— Begin —

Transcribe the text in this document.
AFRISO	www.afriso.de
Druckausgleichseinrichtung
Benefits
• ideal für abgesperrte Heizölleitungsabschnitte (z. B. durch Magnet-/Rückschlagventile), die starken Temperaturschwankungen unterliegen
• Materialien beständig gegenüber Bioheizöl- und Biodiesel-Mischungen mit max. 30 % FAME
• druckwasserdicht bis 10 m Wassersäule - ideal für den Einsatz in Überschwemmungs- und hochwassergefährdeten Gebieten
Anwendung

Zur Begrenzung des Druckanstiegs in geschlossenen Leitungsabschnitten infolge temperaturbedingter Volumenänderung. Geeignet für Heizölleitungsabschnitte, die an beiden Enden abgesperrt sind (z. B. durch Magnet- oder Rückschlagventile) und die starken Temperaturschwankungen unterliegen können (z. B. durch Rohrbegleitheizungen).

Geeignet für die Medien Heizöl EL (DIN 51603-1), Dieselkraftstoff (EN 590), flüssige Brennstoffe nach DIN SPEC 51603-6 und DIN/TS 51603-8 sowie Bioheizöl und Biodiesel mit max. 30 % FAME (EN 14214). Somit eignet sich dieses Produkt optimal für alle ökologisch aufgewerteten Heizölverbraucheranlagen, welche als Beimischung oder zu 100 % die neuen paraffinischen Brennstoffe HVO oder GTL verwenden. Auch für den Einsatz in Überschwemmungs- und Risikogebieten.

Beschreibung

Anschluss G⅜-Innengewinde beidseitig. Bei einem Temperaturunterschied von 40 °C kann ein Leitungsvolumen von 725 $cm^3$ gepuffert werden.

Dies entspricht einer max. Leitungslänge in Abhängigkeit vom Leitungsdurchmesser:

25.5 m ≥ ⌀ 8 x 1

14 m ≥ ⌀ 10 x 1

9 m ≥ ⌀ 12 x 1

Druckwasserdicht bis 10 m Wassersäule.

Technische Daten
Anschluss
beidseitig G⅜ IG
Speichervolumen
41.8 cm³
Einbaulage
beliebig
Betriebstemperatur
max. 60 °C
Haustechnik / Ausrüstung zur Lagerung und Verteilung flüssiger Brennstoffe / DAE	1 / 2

— End —

* [TO DO]
Transcribe all lines as written.

* [REPLY TO THE TASK]
Transcribe the text in this document.
AFRISO	www.afriso.de
Druckausgleichseinrichtung
Benefits
• ideal für abgesperrte Heizölleitungsabschnitte (z. B. durch Magnet-/Rückschlagventile), die starken Temperaturschwankungen unterliegen
• Materialien beständig gegenüber Bioheizöl- und Biodiesel-Mischungen mit max. 30 % FAME
• druckwasserdicht bis 10 m Wassersäule - ideal für den Einsatz in Überschwemmungs- und hochwassergefährdeten Gebieten
Anwendung

Zur Begrenzung des Druckanstiegs in geschlossenen Leitungsabschnitten infolge temperaturbedingter Volumenänderung. Geeignet für Heizölleitungsabschnitte, die an beiden Enden abgesperrt sind (z. B. durch Magnet- oder Rückschlagventile) und die starken Temperaturschwankungen unterliegen können (z. B. durch Rohrbegleitheizungen).

Geeignet für die Medien Heizöl EL (DIN 51603-1), Dieselkraftstoff (EN 590), flüssige Brennstoffe nach DIN SPEC 51603-6 und DIN/TS 51603-8 sowie Bioheizöl und Biodiesel mit max. 30 % FAME (EN 14214). Somit eignet sich dieses Produkt optimal für alle ökologisch aufgewerteten Heizölverbraucheranlagen, welche als Beimischung oder zu 100 % die neuen paraffinischen Brennstoffe HVO oder GTL verwenden. Auch für den Einsatz in Überschwemmungs- und Risikogebieten.

Beschreibung

Anschluss G⅜-Innengewinde beidseitig. Bei einem Temperaturunterschied von 40 °C kann ein Leitungsvolumen von 725 $cm^3$ gepuffert werden.

Dies entspricht einer max. Leitungslänge in Abhängigkeit vom Leitungsdurchmesser:

25.5 m ≥ ⌀ 8 x 1

14 m ≥ ⌀ 10 x 1

9 m ≥ ⌀ 12 x 1

Druckwasserdicht bis 10 m Wassersäule.

Technische Daten
Anschluss
beidseitig G⅜ IG
Speichervolumen
41.8 cm³
Einbaulage
beliebig
Betriebstemperatur
max. 60 °C
Haustechnik / Ausrüstung zur Lagerung und Verteilung flüssiger Brennstoffe / DAE	1 / 2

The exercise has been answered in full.